* **STORED ROWS**
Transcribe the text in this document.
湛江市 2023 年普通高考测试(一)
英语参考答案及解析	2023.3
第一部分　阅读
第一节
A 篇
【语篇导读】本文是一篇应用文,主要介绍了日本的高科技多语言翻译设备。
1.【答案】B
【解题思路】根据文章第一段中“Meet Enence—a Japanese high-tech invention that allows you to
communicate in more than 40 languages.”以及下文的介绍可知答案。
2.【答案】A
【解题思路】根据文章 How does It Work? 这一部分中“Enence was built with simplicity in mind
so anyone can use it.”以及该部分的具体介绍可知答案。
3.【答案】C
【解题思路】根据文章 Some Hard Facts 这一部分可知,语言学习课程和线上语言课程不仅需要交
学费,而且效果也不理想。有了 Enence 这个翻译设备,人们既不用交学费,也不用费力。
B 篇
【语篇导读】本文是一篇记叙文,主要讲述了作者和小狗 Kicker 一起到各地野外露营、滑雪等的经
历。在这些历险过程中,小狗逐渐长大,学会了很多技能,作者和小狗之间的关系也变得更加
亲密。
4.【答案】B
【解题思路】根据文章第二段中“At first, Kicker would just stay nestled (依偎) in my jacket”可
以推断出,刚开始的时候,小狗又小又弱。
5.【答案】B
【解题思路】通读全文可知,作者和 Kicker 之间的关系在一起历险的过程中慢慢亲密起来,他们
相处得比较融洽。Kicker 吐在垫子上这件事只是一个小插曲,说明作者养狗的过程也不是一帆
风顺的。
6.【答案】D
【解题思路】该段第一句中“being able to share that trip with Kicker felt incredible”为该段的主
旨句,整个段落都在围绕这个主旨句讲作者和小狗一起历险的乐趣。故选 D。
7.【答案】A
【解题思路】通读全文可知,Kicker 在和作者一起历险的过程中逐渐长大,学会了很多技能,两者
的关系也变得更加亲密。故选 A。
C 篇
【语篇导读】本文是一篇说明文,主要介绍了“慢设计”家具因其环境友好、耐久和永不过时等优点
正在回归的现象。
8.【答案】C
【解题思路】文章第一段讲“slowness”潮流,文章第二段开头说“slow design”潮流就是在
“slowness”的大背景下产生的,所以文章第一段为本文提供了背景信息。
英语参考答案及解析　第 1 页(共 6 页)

* **AIM OF THE EXERCISE**
All of the data needs to be reproduced exactly, with no line missing.

* **SOLUTION BELOW**
Transcribe the text in this document.
湛江市 2023 年普通高考测试(一)
英语参考答案及解析	2023.3
第一部分　阅读
第一节
A 篇
【语篇导读】本文是一篇应用文,主要介绍了日本的高科技多语言翻译设备。
1.【答案】B
【解题思路】根据文章第一段中“Meet Enence—a Japanese high-tech invention that allows you to
communicate in more than 40 languages.”以及下文的介绍可知答案。
2.【答案】A
【解题思路】根据文章 How does It Work? 这一部分中“Enence was built with simplicity in mind
so anyone can use it.”以及该部分的具体介绍可知答案。
3.【答案】C
【解题思路】根据文章 Some Hard Facts 这一部分可知,语言学习课程和线上语言课程不仅需要交
学费,而且效果也不理想。有了 Enence 这个翻译设备,人们既不用交学费,也不用费力。
B 篇
【语篇导读】本文是一篇记叙文,主要讲述了作者和小狗 Kicker 一起到各地野外露营、滑雪等的经
历。在这些历险过程中,小狗逐渐长大,学会了很多技能,作者和小狗之间的关系也变得更加
亲密。
4.【答案】B
【解题思路】根据文章第二段中“At first, Kicker would just stay nestled (依偎) in my jacket”可
以推断出,刚开始的时候,小狗又小又弱。
5.【答案】B
【解题思路】通读全文可知,作者和 Kicker 之间的关系在一起历险的过程中慢慢亲密起来,他们
相处得比较融洽。Kicker 吐在垫子上这件事只是一个小插曲,说明作者养狗的过程也不是一帆
风顺的。
6.【答案】D
【解题思路】该段第一句中“being able to share that trip with Kicker felt incredible”为该段的主
旨句,整个段落都在围绕这个主旨句讲作者和小狗一起历险的乐趣。故选 D。
7.【答案】A
【解题思路】通读全文可知,Kicker 在和作者一起历险的过程中逐渐长大,学会了很多技能,两者
的关系也变得更加亲密。故选 A。
C 篇
【语篇导读】本文是一篇说明文,主要介绍了“慢设计”家具因其环境友好、耐久和永不过时等优点
正在回归的现象。
8.【答案】C
【解题思路】文章第一段讲“slowness”潮流,文章第二段开头说“slow design”潮流就是在
“slowness”的大背景下产生的,所以文章第一段为本文提供了背景信息。
英语参考答案及解析　第 1 页(共 6 页)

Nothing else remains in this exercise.